• **Data rows**
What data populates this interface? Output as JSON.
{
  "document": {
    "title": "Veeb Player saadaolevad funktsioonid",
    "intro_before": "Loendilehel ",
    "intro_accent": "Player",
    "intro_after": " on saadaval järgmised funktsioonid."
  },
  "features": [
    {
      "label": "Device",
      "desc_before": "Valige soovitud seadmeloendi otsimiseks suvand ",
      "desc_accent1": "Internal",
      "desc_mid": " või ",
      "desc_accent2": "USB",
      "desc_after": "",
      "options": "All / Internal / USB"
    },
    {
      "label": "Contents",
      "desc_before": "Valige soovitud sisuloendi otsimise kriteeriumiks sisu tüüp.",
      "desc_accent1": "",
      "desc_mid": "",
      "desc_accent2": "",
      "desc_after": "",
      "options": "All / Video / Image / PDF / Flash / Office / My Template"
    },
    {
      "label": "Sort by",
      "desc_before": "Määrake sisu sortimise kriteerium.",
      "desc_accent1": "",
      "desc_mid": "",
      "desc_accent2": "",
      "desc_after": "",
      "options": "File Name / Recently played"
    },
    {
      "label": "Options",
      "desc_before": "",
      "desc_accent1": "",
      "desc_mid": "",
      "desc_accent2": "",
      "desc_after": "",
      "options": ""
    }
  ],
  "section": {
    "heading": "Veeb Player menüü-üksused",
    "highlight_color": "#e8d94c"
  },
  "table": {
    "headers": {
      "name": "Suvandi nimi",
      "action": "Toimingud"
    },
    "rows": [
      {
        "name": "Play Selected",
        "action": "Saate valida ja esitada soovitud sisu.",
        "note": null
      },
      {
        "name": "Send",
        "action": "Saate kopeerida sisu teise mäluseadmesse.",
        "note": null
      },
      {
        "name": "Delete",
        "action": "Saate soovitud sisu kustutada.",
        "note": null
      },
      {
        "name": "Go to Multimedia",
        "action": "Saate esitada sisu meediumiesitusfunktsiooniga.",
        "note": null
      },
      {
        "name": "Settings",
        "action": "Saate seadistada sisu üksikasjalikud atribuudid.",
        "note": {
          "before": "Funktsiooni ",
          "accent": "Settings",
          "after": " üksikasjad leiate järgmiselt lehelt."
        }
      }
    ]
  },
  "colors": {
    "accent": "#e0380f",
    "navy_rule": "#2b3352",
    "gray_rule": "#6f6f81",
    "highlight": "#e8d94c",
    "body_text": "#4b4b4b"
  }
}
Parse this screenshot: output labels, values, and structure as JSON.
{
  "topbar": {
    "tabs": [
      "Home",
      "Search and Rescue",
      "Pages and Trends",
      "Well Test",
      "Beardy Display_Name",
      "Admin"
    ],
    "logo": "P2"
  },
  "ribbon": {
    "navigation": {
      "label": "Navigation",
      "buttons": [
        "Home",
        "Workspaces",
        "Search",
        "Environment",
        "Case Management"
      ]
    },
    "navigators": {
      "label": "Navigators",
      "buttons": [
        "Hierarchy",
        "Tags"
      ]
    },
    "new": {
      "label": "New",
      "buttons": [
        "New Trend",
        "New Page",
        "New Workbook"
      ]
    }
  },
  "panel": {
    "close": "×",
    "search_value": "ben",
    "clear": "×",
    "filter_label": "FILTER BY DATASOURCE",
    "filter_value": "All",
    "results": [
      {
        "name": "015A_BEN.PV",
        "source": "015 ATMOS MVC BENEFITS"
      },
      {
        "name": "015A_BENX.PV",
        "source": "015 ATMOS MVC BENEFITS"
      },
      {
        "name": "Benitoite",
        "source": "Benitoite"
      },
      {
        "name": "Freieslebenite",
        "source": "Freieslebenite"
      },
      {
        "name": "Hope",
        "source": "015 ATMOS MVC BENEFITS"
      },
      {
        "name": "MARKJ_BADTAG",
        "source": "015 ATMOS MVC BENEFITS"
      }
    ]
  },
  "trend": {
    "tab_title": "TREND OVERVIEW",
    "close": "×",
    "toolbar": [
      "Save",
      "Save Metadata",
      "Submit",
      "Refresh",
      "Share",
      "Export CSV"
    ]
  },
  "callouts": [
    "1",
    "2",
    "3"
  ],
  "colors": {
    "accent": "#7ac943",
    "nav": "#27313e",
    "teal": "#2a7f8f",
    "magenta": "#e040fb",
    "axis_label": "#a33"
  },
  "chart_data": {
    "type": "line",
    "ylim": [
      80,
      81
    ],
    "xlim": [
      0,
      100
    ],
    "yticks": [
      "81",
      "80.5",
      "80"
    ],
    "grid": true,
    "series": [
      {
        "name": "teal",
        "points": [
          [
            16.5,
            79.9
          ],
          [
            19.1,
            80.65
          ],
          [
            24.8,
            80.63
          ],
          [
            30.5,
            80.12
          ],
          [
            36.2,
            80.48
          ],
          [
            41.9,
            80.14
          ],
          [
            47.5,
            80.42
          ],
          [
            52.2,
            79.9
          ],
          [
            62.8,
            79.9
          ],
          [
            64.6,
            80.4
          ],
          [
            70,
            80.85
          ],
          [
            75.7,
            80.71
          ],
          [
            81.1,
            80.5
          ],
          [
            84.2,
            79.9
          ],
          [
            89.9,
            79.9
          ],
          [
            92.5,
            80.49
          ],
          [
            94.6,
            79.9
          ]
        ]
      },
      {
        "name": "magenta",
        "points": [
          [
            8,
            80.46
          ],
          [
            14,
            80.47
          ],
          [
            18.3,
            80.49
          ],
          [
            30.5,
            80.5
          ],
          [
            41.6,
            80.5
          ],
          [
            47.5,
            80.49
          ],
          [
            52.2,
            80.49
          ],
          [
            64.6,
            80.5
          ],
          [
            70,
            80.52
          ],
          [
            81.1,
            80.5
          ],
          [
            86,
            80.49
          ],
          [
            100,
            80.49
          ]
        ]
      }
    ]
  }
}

• **Written exercise**
Repeat the material above in full, exactly as it stands.

• **Output for this task**
What data populates this interface? Output as JSON.
{
  "document": {
    "title": "Veeb Player saadaolevad funktsioonid",
    "intro_before": "Loendilehel ",
    "intro_accent": "Player",
    "intro_after": " on saadaval järgmised funktsioonid."
  },
  "features": [
    {
      "label": "Device",
      "desc_before": "Valige soovitud seadmeloendi otsimiseks suvand ",
      "desc_accent1": "Internal",
      "desc_mid": " või ",
      "desc_accent2": "USB",
      "desc_after": "",
      "options": "All / Internal / USB"
    },
    {
      "label": "Contents",
      "desc_before": "Valige soovitud sisuloendi otsimise kriteeriumiks sisu tüüp.",
      "desc_accent1": "",
      "desc_mid": "",
      "desc_accent2": "",
      "desc_after": "",
      "options": "All / Video / Image / PDF / Flash / Office / My Template"
    },
    {
      "label": "Sort by",
      "desc_before": "Määrake sisu sortimise kriteerium.",
      "desc_accent1": "",
      "desc_mid": "",
      "desc_accent2": "",
      "desc_after": "",
      "options": "File Name / Recently played"
    },
    {
      "label": "Options",
      "desc_before": "",
      "desc_accent1": "",
      "desc_mid": "",
      "desc_accent2": "",
      "desc_after": "",
      "options": ""
    }
  ],
  "section": {
    "heading": "Veeb Player menüü-üksused",
    "highlight_color": "#e8d94c"
  },
  "table": {
    "headers": {
      "name": "Suvandi nimi",
      "action": "Toimingud"
    },
    "rows": [
      {
        "name": "Play Selected",
        "action": "Saate valida ja esitada soovitud sisu.",
        "note": null
      },
      {
        "name": "Send",
        "action": "Saate kopeerida sisu teise mäluseadmesse.",
        "note": null
      },
      {
        "name": "Delete",
        "action": "Saate soovitud sisu kustutada.",
        "note": null
      },
      {
        "name": "Go to Multimedia",
        "action": "Saate esitada sisu meediumiesitusfunktsiooniga.",
        "note": null
      },
      {
        "name": "Settings",
        "action": "Saate seadistada sisu üksikasjalikud atribuudid.",
        "note": {
          "before": "Funktsiooni ",
          "accent": "Settings",
          "after": " üksikasjad leiate järgmiselt lehelt."
        }
      }
    ]
  },
  "colors": {
    "accent": "#e0380f",
    "navy_rule": "#2b3352",
    "gray_rule": "#6f6f81",
    "highlight": "#e8d94c",
    "body_text": "#4b4b4b"
  }
}
Parse this screenshot: output labels, values, and structure as JSON.
{
  "topbar": {
    "tabs": [
      "Home",
      "Search and Rescue",
      "Pages and Trends",
      "Well Test",
      "Beardy Display_Name",
      "Admin"
    ],
    "logo": "P2"
  },
  "ribbon": {
    "navigation": {
      "label": "Navigation",
      "buttons": [
        "Home",
        "Workspaces",
        "Search",
        "Environment",
        "Case Management"
      ]
    },
    "navigators": {
      "label": "Navigators",
      "buttons": [
        "Hierarchy",
        "Tags"
      ]
    },
    "new": {
      "label": "New",
      "buttons": [
        "New Trend",
        "New Page",
        "New Workbook"
      ]
    }
  },
  "panel": {
    "close": "×",
    "search_value": "ben",
    "clear": "×",
    "filter_label": "FILTER BY DATASOURCE",
    "filter_value": "All",
    "results": [
      {
        "name": "015A_BEN.PV",
        "source": "015 ATMOS MVC BENEFITS"
      },
      {
        "name": "015A_BENX.PV",
        "source": "015 ATMOS MVC BENEFITS"
      },
      {
        "name": "Benitoite",
        "source": "Benitoite"
      },
      {
        "name": "Freieslebenite",
        "source": "Freieslebenite"
      },
      {
        "name": "Hope",
        "source": "015 ATMOS MVC BENEFITS"
      },
      {
        "name": "MARKJ_BADTAG",
        "source": "015 ATMOS MVC BENEFITS"
      }
    ]
  },
  "trend": {
    "tab_title": "TREND OVERVIEW",
    "close": "×",
    "toolbar": [
      "Save",
      "Save Metadata",
      "Submit",
      "Refresh",
      "Share",
      "Export CSV"
    ]
  },
  "callouts": [
    "1",
    "2",
    "3"
  ],
  "colors": {
    "accent": "#7ac943",
    "nav": "#27313e",
    "teal": "#2a7f8f",
    "magenta": "#e040fb",
    "axis_label": "#a33"
  },
  "chart_data": {
    "type": "line",
    "ylim": [
      80,
      81
    ],
    "xlim": [
      0,
      100
    ],
    "yticks": [
      "81",
      "80.5",
      "80"
    ],
    "grid": true,
    "series": [
      {
        "name": "teal",
        "points": [
          [
            16.5,
            79.9
          ],
          [
            19.1,
            80.65
          ],
          [
            24.8,
            80.63
          ],
          [
            30.5,
            80.12
          ],
          [
            36.2,
            80.48
          ],
          [
            41.9,
            80.14
          ],
          [
            47.5,
            80.42
          ],
          [
            52.2,
            79.9
          ],
          [
            62.8,
            79.9
          ],
          [
            64.6,
            80.4
          ],
          [
            70,
            80.85
          ],
          [
            75.7,
            80.71
          ],
          [
            81.1,
            80.5
          ],
          [
            84.2,
            79.9
          ],
          [
            89.9,
            79.9
          ],
          [
            92.5,
            80.49
          ],
          [
            94.6,
            79.9
          ]
        ]
      },
      {
        "name": "magenta",
        "points": [
          [
            8,
            80.46
          ],
          [
            14,
            80.47
          ],
          [
            18.3,
            80.49
          ],
          [
            30.5,
            80.5
          ],
          [
            41.6,
            80.5
          ],
          [
            47.5,
            80.49
          ],
          [
            52.2,
            80.49
          ],
          [
            64.6,
            80.5
          ],
          [
            70,
            80.52
          ],
          [
            81.1,
            80.5
          ],
          [
            86,
            80.49
          ],
          [
            100,
            80.49
          ]
        ]
      }
    ]
  }
}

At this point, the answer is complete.